The task: Write every record out again exactly, and keep images out of it.
··· Records for the exercise
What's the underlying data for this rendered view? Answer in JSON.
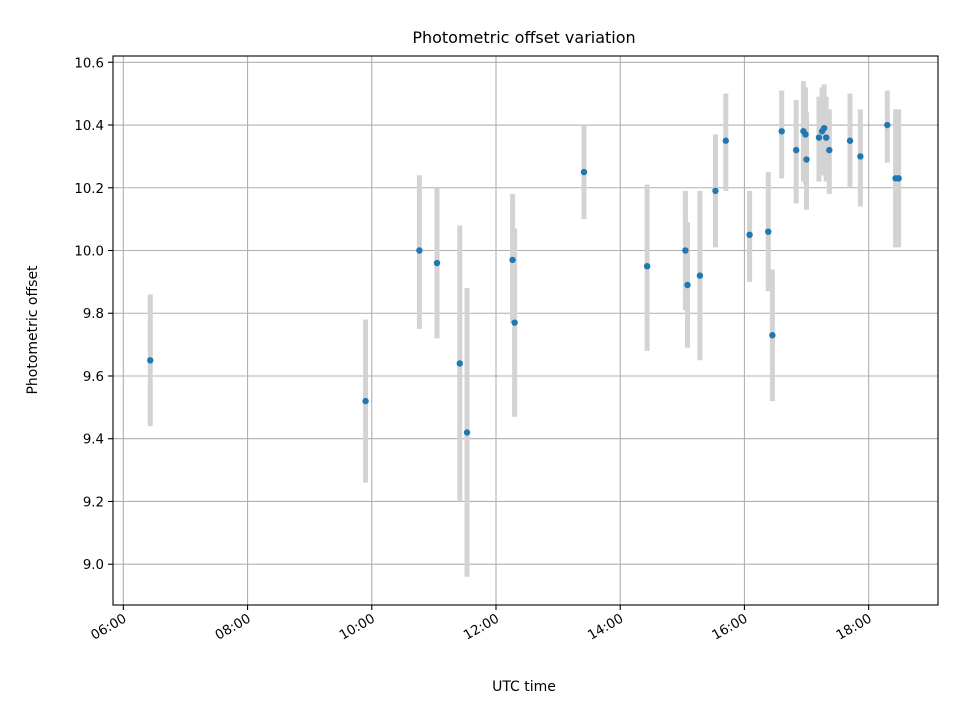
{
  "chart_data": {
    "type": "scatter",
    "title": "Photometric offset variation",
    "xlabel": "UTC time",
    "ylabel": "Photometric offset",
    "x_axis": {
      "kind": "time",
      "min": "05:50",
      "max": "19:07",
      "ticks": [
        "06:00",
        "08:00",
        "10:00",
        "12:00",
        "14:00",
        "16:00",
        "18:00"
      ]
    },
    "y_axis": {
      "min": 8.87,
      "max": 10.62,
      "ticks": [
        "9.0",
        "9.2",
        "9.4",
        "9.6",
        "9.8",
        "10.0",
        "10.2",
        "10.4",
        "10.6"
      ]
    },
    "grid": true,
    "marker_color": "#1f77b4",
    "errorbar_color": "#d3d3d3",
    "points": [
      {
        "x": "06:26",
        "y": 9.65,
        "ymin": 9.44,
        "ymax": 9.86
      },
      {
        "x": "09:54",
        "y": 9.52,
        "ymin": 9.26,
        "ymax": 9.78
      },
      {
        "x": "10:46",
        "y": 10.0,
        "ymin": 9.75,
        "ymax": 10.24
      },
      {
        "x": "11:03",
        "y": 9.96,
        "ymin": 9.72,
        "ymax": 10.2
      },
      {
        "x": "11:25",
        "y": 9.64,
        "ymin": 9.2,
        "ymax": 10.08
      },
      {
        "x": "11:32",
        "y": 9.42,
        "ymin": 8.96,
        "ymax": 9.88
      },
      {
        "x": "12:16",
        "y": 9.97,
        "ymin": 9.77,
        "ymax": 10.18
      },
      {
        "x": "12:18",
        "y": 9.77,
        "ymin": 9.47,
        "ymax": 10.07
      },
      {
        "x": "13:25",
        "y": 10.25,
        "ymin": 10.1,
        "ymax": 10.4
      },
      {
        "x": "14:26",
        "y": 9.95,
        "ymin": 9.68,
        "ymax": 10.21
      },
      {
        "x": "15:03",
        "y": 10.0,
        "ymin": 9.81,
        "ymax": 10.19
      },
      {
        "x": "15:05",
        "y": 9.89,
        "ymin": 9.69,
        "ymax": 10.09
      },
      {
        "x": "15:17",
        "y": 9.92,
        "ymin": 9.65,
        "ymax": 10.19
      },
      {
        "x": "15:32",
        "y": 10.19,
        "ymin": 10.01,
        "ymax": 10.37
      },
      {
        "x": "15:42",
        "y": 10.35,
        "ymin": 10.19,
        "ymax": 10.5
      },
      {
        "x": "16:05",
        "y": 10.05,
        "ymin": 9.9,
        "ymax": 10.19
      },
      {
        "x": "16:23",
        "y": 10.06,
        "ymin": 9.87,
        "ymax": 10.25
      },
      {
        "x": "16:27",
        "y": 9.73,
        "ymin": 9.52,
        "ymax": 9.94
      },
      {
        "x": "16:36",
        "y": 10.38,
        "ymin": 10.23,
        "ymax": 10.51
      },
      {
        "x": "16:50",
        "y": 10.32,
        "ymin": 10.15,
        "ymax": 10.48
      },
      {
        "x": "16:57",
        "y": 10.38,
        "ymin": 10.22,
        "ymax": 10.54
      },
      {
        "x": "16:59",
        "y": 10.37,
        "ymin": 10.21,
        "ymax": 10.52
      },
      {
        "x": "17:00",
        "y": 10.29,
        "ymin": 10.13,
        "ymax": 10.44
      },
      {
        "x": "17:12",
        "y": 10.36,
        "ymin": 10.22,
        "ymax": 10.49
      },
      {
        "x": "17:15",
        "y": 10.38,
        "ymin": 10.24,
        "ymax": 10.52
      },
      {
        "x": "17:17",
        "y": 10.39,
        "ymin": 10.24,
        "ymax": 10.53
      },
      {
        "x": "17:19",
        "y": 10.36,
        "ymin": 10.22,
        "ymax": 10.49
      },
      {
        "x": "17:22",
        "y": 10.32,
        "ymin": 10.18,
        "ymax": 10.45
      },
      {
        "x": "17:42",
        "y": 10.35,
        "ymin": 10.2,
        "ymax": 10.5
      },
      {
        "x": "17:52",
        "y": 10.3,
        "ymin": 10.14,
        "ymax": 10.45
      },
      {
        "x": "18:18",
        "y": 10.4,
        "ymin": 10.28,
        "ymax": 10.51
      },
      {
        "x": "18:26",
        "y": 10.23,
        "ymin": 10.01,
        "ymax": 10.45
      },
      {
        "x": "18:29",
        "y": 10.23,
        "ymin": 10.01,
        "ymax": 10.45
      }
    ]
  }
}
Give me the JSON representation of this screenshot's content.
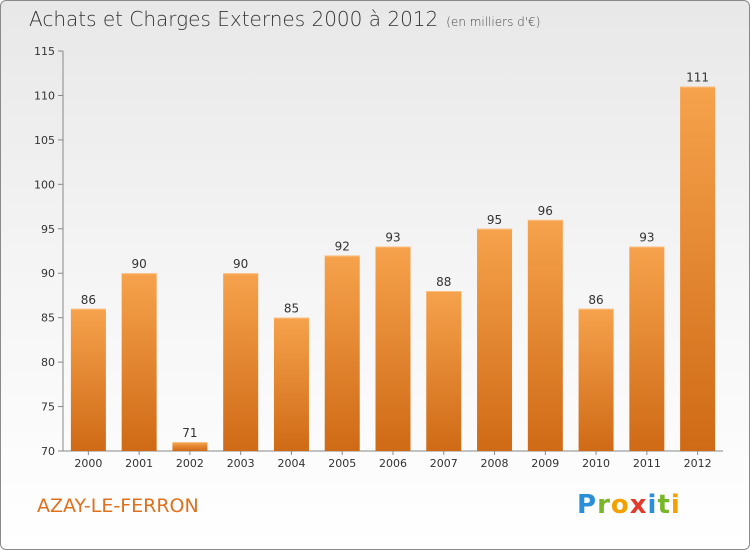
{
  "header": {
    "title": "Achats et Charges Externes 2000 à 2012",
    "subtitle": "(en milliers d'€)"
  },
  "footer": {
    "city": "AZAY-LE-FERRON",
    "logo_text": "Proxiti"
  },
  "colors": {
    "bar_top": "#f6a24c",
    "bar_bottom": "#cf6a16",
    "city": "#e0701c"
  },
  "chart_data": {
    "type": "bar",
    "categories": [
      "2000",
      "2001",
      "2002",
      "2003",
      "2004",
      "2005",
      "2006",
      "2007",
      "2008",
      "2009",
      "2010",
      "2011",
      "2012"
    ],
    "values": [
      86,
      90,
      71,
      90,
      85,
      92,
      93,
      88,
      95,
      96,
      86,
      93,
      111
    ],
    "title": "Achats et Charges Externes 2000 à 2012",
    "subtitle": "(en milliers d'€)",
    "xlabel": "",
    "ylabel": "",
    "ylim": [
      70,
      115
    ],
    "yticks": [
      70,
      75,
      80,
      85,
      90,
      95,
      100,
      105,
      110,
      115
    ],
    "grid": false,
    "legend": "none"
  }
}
······
Answer for the task:
What's the underlying data for this rendered view? Answer in JSON.
{
  "chart_data": {
    "type": "scatter",
    "title": "Photometric offset variation",
    "xlabel": "UTC time",
    "ylabel": "Photometric offset",
    "x_axis": {
      "kind": "time",
      "min": "05:50",
      "max": "19:07",
      "ticks": [
        "06:00",
        "08:00",
        "10:00",
        "12:00",
        "14:00",
        "16:00",
        "18:00"
      ]
    },
    "y_axis": {
      "min": 8.87,
      "max": 10.62,
      "ticks": [
        "9.0",
        "9.2",
        "9.4",
        "9.6",
        "9.8",
        "10.0",
        "10.2",
        "10.4",
        "10.6"
      ]
    },
    "grid": true,
    "marker_color": "#1f77b4",
    "errorbar_color": "#d3d3d3",
    "points": [
      {
        "x": "06:26",
        "y": 9.65,
        "ymin": 9.44,
        "ymax": 9.86
      },
      {
        "x": "09:54",
        "y": 9.52,
        "ymin": 9.26,
        "ymax": 9.78
      },
      {
        "x": "10:46",
        "y": 10.0,
        "ymin": 9.75,
        "ymax": 10.24
      },
      {
        "x": "11:03",
        "y": 9.96,
        "ymin": 9.72,
        "ymax": 10.2
      },
      {
        "x": "11:25",
        "y": 9.64,
        "ymin": 9.2,
        "ymax": 10.08
      },
      {
        "x": "11:32",
        "y": 9.42,
        "ymin": 8.96,
        "ymax": 9.88
      },
      {
        "x": "12:16",
        "y": 9.97,
        "ymin": 9.77,
        "ymax": 10.18
      },
      {
        "x": "12:18",
        "y": 9.77,
        "ymin": 9.47,
        "ymax": 10.07
      },
      {
        "x": "13:25",
        "y": 10.25,
        "ymin": 10.1,
        "ymax": 10.4
      },
      {
        "x": "14:26",
        "y": 9.95,
        "ymin": 9.68,
        "ymax": 10.21
      },
      {
        "x": "15:03",
        "y": 10.0,
        "ymin": 9.81,
        "ymax": 10.19
      },
      {
        "x": "15:05",
        "y": 9.89,
        "ymin": 9.69,
        "ymax": 10.09
      },
      {
        "x": "15:17",
        "y": 9.92,
        "ymin": 9.65,
        "ymax": 10.19
      },
      {
        "x": "15:32",
        "y": 10.19,
        "ymin": 10.01,
        "ymax": 10.37
      },
      {
        "x": "15:42",
        "y": 10.35,
        "ymin": 10.19,
        "ymax": 10.5
      },
      {
        "x": "16:05",
        "y": 10.05,
        "ymin": 9.9,
        "ymax": 10.19
      },
      {
        "x": "16:23",
        "y": 10.06,
        "ymin": 9.87,
        "ymax": 10.25
      },
      {
        "x": "16:27",
        "y": 9.73,
        "ymin": 9.52,
        "ymax": 9.94
      },
      {
        "x": "16:36",
        "y": 10.38,
        "ymin": 10.23,
        "ymax": 10.51
      },
      {
        "x": "16:50",
        "y": 10.32,
        "ymin": 10.15,
        "ymax": 10.48
      },
      {
        "x": "16:57",
        "y": 10.38,
        "ymin": 10.22,
        "ymax": 10.54
      },
      {
        "x": "16:59",
        "y": 10.37,
        "ymin": 10.21,
        "ymax": 10.52
      },
      {
        "x": "17:00",
        "y": 10.29,
        "ymin": 10.13,
        "ymax": 10.44
      },
      {
        "x": "17:12",
        "y": 10.36,
        "ymin": 10.22,
        "ymax": 10.49
      },
      {
        "x": "17:15",
        "y": 10.38,
        "ymin": 10.24,
        "ymax": 10.52
      },
      {
        "x": "17:17",
        "y": 10.39,
        "ymin": 10.24,
        "ymax": 10.53
      },
      {
        "x": "17:19",
        "y": 10.36,
        "ymin": 10.22,
        "ymax": 10.49
      },
      {
        "x": "17:22",
        "y": 10.32,
        "ymin": 10.18,
        "ymax": 10.45
      },
      {
        "x": "17:42",
        "y": 10.35,
        "ymin": 10.2,
        "ymax": 10.5
      },
      {
        "x": "17:52",
        "y": 10.3,
        "ymin": 10.14,
        "ymax": 10.45
      },
      {
        "x": "18:18",
        "y": 10.4,
        "ymin": 10.28,
        "ymax": 10.51
      },
      {
        "x": "18:26",
        "y": 10.23,
        "ymin": 10.01,
        "ymax": 10.45
      },
      {
        "x": "18:29",
        "y": 10.23,
        "ymin": 10.01,
        "ymax": 10.45
      }
    ]
  }
}
Give me the JSON representation of this screenshot's content.
{
  "header": {
    "title": "Achats et Charges Externes 2000 à 2012",
    "subtitle": "(en milliers d'€)"
  },
  "footer": {
    "city": "AZAY-LE-FERRON",
    "logo_text": "Proxiti"
  },
  "colors": {
    "bar_top": "#f6a24c",
    "bar_bottom": "#cf6a16",
    "city": "#e0701c"
  },
  "chart_data": {
    "type": "bar",
    "categories": [
      "2000",
      "2001",
      "2002",
      "2003",
      "2004",
      "2005",
      "2006",
      "2007",
      "2008",
      "2009",
      "2010",
      "2011",
      "2012"
    ],
    "values": [
      86,
      90,
      71,
      90,
      85,
      92,
      93,
      88,
      95,
      96,
      86,
      93,
      111
    ],
    "title": "Achats et Charges Externes 2000 à 2012",
    "subtitle": "(en milliers d'€)",
    "xlabel": "",
    "ylabel": "",
    "ylim": [
      70,
      115
    ],
    "yticks": [
      70,
      75,
      80,
      85,
      90,
      95,
      100,
      105,
      110,
      115
    ],
    "grid": false,
    "legend": "none"
  }
}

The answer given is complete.